GOAL OF THE EXERCISE:
Your task is to gather the lines below that hold the string "профиль".

(Data records)
## begin
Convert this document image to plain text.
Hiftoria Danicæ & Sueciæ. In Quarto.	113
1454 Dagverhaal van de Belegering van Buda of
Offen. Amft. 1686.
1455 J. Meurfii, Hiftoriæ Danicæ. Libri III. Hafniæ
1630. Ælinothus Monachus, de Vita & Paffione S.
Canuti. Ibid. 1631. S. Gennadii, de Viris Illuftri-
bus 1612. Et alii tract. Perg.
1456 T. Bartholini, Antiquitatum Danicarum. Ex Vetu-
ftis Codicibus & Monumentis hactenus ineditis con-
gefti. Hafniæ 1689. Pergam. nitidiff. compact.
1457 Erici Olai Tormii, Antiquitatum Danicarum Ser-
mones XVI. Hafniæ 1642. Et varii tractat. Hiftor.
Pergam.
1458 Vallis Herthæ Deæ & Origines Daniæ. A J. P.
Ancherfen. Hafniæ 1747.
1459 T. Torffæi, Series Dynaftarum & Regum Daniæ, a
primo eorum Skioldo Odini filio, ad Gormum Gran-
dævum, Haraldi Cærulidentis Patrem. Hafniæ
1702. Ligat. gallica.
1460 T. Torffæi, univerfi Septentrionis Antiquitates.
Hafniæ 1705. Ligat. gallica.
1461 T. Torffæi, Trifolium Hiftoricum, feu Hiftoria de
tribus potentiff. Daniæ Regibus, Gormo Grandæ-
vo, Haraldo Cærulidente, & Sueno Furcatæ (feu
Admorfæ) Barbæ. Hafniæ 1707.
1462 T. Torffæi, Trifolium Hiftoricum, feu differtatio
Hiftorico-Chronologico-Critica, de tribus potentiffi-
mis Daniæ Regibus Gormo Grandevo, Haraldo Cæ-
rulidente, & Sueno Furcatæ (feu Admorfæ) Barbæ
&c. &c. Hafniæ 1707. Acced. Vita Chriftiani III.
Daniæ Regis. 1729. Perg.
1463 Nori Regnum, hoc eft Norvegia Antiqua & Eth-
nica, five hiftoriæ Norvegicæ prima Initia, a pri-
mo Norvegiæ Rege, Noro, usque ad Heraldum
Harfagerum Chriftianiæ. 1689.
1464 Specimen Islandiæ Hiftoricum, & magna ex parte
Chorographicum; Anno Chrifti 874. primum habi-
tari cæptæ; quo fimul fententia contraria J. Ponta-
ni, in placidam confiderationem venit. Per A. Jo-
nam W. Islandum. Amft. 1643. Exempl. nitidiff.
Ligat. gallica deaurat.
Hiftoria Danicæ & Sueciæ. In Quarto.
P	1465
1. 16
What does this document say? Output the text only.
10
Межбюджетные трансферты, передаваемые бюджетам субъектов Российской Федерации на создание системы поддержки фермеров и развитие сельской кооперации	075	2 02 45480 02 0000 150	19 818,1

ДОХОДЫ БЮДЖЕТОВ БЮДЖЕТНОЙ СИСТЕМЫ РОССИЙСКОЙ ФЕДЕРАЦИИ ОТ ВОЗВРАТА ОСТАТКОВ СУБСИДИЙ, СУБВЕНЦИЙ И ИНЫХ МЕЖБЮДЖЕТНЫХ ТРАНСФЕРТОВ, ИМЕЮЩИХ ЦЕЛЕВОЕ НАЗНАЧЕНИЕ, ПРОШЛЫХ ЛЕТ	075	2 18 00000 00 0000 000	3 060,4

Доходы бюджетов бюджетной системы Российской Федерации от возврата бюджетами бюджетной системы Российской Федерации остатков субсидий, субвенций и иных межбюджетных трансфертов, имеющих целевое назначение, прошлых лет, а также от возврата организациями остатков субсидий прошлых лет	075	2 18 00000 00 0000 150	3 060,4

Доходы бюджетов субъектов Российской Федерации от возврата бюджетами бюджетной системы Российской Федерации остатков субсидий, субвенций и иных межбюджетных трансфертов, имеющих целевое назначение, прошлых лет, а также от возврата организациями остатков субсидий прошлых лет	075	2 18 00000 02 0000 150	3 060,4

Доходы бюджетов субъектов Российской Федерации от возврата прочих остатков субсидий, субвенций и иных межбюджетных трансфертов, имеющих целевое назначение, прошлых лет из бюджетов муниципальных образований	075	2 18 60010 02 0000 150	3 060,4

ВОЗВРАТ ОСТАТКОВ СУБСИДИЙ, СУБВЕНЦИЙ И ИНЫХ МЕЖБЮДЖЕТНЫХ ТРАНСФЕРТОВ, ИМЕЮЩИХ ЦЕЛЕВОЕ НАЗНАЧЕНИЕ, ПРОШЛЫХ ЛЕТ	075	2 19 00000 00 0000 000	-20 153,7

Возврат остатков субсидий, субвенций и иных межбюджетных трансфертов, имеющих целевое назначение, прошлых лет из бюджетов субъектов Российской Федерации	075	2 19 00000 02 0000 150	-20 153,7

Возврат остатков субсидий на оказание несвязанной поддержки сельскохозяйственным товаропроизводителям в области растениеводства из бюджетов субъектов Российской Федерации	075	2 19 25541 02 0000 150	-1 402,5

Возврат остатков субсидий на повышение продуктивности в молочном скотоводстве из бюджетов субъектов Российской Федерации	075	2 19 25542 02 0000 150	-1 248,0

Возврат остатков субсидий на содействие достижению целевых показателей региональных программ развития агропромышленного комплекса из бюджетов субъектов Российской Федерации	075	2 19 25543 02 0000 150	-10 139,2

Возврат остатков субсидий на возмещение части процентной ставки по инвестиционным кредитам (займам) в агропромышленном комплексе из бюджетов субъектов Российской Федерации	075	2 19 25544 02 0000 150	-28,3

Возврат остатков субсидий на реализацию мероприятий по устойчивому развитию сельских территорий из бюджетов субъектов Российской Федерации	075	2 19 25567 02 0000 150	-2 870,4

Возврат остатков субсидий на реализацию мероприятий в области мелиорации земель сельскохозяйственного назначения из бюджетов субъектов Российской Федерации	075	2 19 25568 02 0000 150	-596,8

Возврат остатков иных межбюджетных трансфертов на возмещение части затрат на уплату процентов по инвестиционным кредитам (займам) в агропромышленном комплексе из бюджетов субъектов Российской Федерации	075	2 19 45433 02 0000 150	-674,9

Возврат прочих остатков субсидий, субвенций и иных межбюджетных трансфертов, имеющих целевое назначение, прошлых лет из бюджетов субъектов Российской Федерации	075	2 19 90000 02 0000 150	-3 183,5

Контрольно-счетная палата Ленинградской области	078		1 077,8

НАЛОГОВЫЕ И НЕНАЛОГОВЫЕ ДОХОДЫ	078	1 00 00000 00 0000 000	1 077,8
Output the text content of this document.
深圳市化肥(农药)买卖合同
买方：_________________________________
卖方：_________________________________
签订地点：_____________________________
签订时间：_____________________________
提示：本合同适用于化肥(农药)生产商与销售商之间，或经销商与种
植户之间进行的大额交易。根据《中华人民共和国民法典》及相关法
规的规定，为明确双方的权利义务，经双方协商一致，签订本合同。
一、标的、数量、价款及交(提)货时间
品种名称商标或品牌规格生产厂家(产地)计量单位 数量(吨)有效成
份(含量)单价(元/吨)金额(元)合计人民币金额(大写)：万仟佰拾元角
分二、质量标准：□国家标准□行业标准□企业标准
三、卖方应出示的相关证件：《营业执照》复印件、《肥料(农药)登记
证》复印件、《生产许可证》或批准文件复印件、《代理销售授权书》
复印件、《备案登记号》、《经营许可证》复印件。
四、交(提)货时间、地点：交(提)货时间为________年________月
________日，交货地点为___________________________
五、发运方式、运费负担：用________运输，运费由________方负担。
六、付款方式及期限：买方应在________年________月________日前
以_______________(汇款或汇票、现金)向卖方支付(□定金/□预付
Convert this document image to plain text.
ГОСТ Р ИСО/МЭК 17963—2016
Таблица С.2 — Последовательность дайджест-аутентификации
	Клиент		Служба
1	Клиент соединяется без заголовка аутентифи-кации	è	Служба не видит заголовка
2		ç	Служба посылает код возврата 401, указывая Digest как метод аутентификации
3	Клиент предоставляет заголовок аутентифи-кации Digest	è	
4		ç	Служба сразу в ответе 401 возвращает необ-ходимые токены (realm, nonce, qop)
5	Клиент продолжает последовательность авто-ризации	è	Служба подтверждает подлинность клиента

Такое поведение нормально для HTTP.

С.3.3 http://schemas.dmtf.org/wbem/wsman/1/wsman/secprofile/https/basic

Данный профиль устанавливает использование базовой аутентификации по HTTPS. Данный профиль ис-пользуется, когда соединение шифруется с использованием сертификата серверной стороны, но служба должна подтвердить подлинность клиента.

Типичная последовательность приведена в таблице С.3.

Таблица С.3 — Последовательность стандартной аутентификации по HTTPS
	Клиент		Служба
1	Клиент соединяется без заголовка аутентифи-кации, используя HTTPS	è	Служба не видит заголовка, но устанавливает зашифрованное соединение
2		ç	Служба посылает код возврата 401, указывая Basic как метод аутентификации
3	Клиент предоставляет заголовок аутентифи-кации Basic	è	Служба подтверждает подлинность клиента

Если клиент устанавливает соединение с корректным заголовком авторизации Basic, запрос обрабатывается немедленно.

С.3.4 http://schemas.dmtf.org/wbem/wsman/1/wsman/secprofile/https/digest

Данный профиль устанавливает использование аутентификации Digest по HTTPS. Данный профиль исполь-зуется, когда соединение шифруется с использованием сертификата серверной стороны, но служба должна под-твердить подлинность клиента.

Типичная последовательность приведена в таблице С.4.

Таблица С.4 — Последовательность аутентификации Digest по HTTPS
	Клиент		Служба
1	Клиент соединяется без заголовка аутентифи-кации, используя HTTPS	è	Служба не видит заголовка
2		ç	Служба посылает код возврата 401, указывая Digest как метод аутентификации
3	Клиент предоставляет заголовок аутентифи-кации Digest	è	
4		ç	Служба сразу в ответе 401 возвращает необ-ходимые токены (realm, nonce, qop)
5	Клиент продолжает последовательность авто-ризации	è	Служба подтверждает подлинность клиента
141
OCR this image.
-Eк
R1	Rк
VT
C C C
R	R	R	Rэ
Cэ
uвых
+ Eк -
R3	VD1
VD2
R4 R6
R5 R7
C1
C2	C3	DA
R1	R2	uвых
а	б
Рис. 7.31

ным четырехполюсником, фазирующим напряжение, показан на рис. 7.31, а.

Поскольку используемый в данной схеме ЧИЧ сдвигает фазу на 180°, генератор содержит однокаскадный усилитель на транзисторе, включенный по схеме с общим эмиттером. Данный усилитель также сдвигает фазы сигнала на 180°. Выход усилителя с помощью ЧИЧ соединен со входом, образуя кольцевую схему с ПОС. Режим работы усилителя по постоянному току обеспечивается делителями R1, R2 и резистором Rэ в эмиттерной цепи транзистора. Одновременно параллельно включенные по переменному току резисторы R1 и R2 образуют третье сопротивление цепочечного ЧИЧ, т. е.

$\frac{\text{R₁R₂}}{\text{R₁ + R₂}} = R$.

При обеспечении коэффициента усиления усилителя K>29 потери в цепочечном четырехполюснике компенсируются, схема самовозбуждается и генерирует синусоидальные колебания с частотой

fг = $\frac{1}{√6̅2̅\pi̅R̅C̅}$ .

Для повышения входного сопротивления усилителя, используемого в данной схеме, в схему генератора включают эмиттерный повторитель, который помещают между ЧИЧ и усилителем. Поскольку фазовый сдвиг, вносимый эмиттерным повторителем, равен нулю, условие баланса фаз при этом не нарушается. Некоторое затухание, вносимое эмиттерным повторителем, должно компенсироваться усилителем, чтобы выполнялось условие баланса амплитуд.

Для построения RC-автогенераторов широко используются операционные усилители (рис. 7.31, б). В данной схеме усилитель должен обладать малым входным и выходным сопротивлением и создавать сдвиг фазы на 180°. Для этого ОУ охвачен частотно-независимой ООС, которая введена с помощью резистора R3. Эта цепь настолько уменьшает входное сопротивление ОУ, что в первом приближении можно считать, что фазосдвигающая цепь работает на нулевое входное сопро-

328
## end
OUTPUT FOR THIS TASK:
Данный профиль устанавливает использование базовой аутентификации по HTTPS. Данный профиль ис-пользуется, когда соединение шифруется с использованием сертификата серверной стороны, но служба должна подтвердить подлинность клиента.
Данный профиль устанавливает использование аутентификации Digest по HTTPS. Данный профиль исполь-зуется, когда соединение шифруется с использованием сертификата серверной стороны, но служба должна под-твердить подлинность клиента.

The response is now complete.